#### Passage provided:
◇ ◇ ◇ ◇ ◇ ◇ ◇
An Easy-to-Use Talking Organizer: A Review of TADI
This article reviews TADI, a talking personal digital assistant (PDA) from Variscite. The name TADI comes from the words talking and digital. TADI uses a keyboard and voice recording for input and speech for output. It has a sophisticated phone book, appointment diary, notepad, calculator, alarm clock, timer, five hours of recording time, and more. It does not have word-processing capabilities or Internet access. It is, however, significantly less expensive, smaller, and lighter than PDAs that have these features.
TADI measures 5.75 x 3.5 x .5 inches and weighs about 6.7 ounces with batteries. The female voice that TADI uses is clear and has a pleasant tone. TADI's raised number and letter keys are arranged exactly like those on a standard computer keyboard. Each key speaks when pressed. The unit operates on three AAA batteries or with an included D.C. adapter. According to the manufacturer, battery life, with normal use, is about six months, but the test unit's batteries lasted about four months. TADI will inform you when the batteries need to be changed. The battery compartment is on the back of the unit and is indicated by a grooved arrow. It is secure yet easy to open with your fingers.
Caption: The TADI talking personal digital assistant.
TADI opens with the push of a button. It has a hinged top that has a raised wave pattern to indicate the correct position for opening. This hinged top prevents TADI from being turned on accidentally when it is in a purse or backpack. When the unit is opened, the keyboard is exposed. At the top upper right above the keyboard is a microphone and phone dialer. To the left is a display screen. On the sides are ports for headphones, the D.C. adapter, and a USB (universal serial bus) port for a PC interface kit that can be purchased separately. The PC interface kit, which allows you to store data from TADI on your computer, input data to TADI using your computer keyboard, and send voice e-mail from one TADI to another using Outlook, is compatible only with Windows 2000 and Windows XP. As of this writing, this fact is not included in TADI's manual or on Variscite's web site.
◇ ◇ ◇ ◇ ◇ ◇ ◇
#### What is being asked:
List every port that the TADI review places on the sides of the unit.
◇ ◇ ◇ ◇ ◇ ◇ ◇
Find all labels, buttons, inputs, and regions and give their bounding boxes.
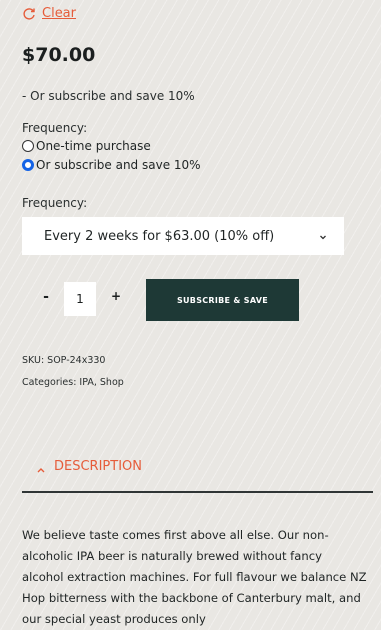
radio-button-subscribe[interactable]: [22, 159, 34, 171]
description-text: We believe taste comes first above all e…: [22, 528, 367, 626]
subscribe-save-button[interactable]: SUBSCRIBE & SAVE: [146, 279, 299, 321]
chevron-down-icon: [318, 231, 328, 241]
product-sku: SKU: SOP-24x330: [22, 355, 106, 366]
radio-subscribe[interactable]: Or subscribe and save 10%: [22, 158, 201, 172]
purchase-option-group: One-time purchase Or subscribe and save …: [22, 139, 201, 172]
radio-label-one-time: One-time purchase: [36, 139, 151, 153]
clear-label: Clear: [42, 6, 76, 21]
description-tab-label: DESCRIPTION: [54, 459, 142, 474]
frequency-select-value: Every 2 weeks for $63.00 (10% off): [44, 228, 275, 244]
section-divider: [22, 491, 373, 493]
frequency-select-label: Frequency:: [22, 196, 88, 210]
frequency-select[interactable]: Every 2 weeks for $63.00 (10% off): [22, 217, 344, 255]
quantity-input[interactable]: [64, 282, 96, 316]
quantity-decrease-button[interactable]: -: [38, 289, 54, 305]
product-price: $70.00: [22, 44, 96, 66]
refresh-icon: [22, 7, 36, 21]
radio-one-time-purchase[interactable]: One-time purchase: [22, 139, 201, 153]
product-categories: Categories: IPA, Shop: [22, 377, 124, 388]
subscribe-note: - Or subscribe and save 10%: [22, 89, 195, 103]
clear-link[interactable]: Clear: [22, 6, 76, 21]
radio-button-one-time[interactable]: [22, 140, 34, 152]
radio-label-subscribe: Or subscribe and save 10%: [36, 158, 201, 172]
quantity-increase-button[interactable]: +: [108, 289, 124, 303]
frequency-label: Frequency:: [22, 121, 88, 135]
description-tab[interactable]: DESCRIPTION: [36, 459, 142, 474]
chevron-up-icon: [36, 463, 46, 472]
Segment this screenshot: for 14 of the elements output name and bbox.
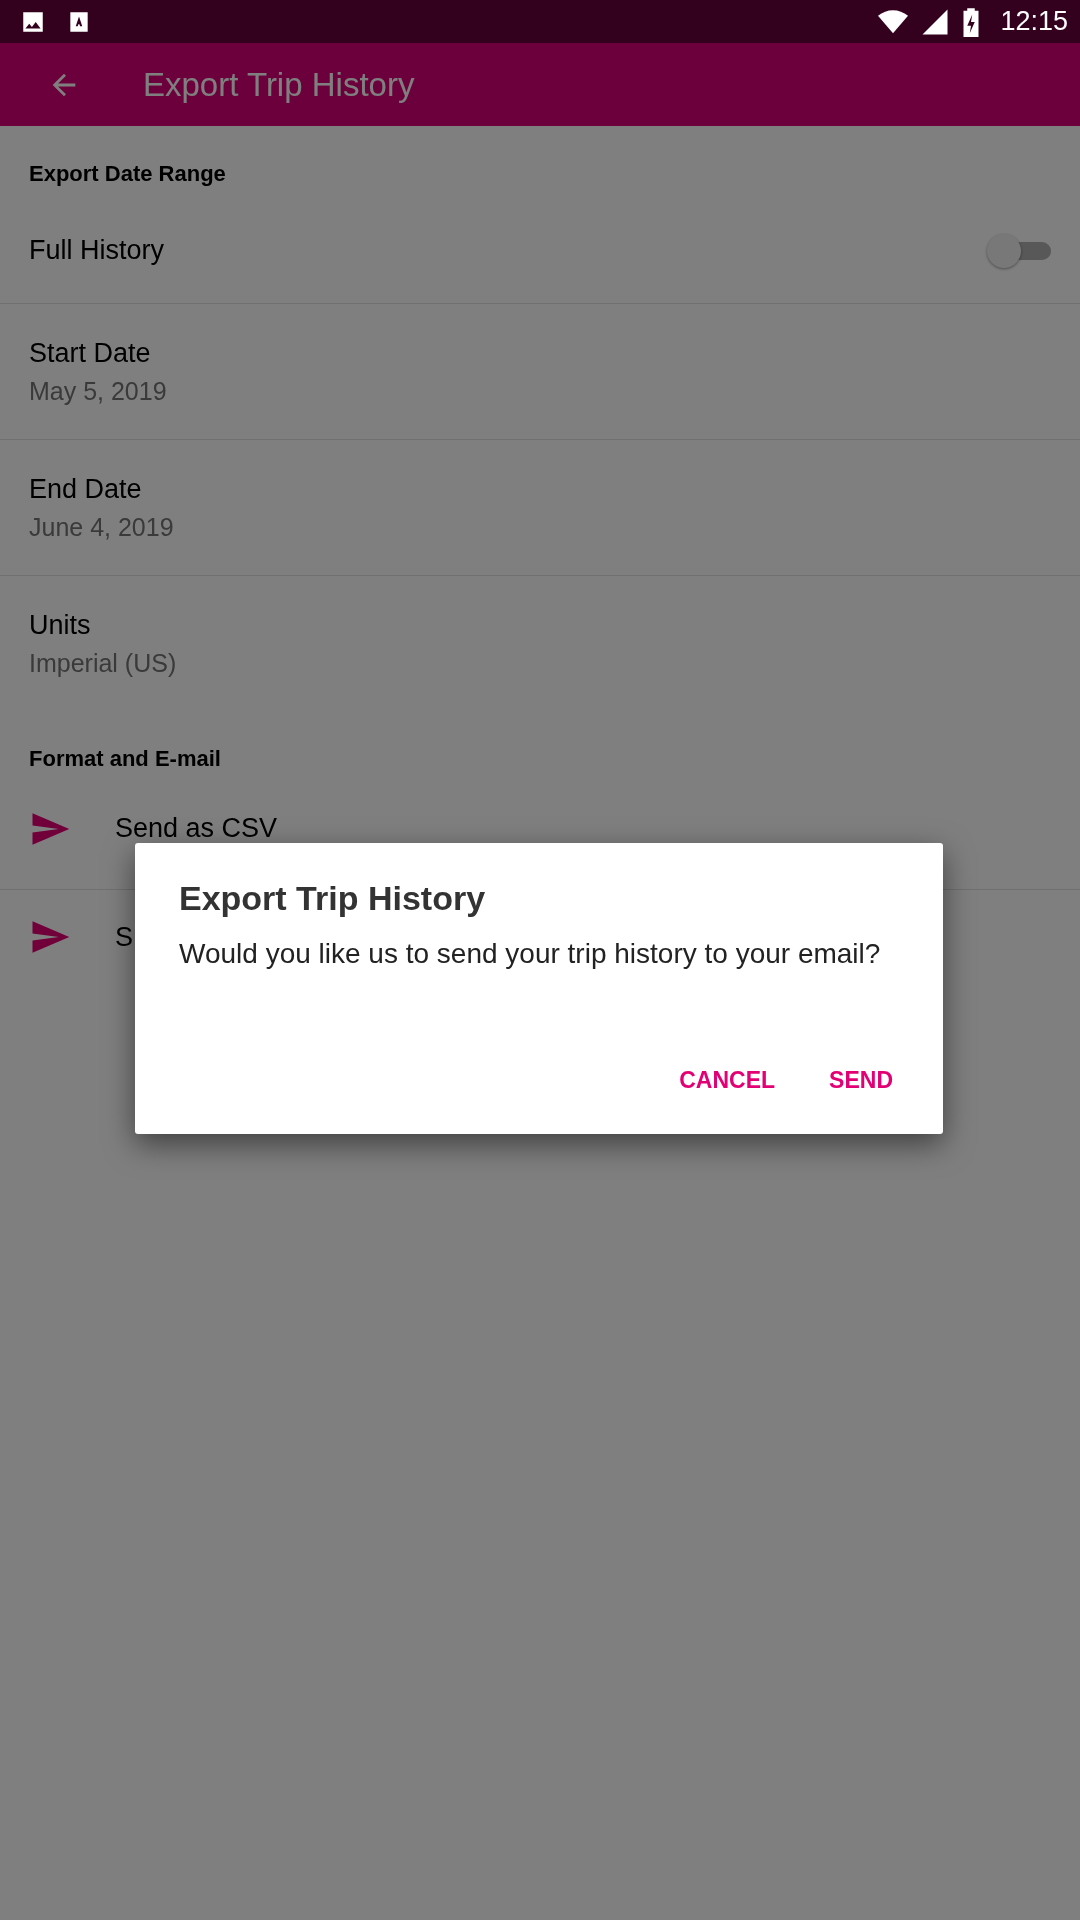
section-header: Format and E-mail [28, 745, 222, 773]
row-value: May 5, 2019 [29, 376, 168, 406]
row-label: Full History [29, 234, 164, 266]
row-label: End Date [29, 473, 143, 505]
row-label: Start Date [29, 337, 152, 369]
screen-title: Export Trip History [143, 65, 415, 104]
row-value: June 4, 2019 [29, 512, 175, 542]
row-label: Send as CSV [115, 813, 278, 844]
dialog-message: Would you like us to send your trip history to your email? [179, 938, 882, 970]
row-label: S [115, 921, 133, 953]
row-value: Imperial (US) [29, 648, 178, 678]
status-time: 12:15 [1000, 6, 1068, 37]
section-header: Export Date Range [28, 160, 227, 188]
row-label: Units [29, 609, 92, 641]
◇ ◇ ◇ ◇ ◇ ◇ ◇
#### Exercise solution:
- A port for headphones
- A port for the D.C. adapter
- A USB (universal serial bus) port for a PC interface kit that can be purchased separately